• PROBLEM STATEMENT
Narrow the data below down to the lines containing "label".
━━ RECORDS
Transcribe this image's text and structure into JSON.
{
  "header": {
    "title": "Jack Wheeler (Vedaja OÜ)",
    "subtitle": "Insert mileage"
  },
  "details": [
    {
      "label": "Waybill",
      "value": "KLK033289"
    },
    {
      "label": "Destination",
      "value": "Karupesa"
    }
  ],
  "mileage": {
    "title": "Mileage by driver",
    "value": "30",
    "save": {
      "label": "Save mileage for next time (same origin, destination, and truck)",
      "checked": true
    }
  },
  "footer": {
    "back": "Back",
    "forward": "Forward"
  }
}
━━━━
• WRITTEN REPLY
      "label": "Waybill",
      "label": "Destination",
      "label": "Save mileage for next time (same origin, destination, and truck)",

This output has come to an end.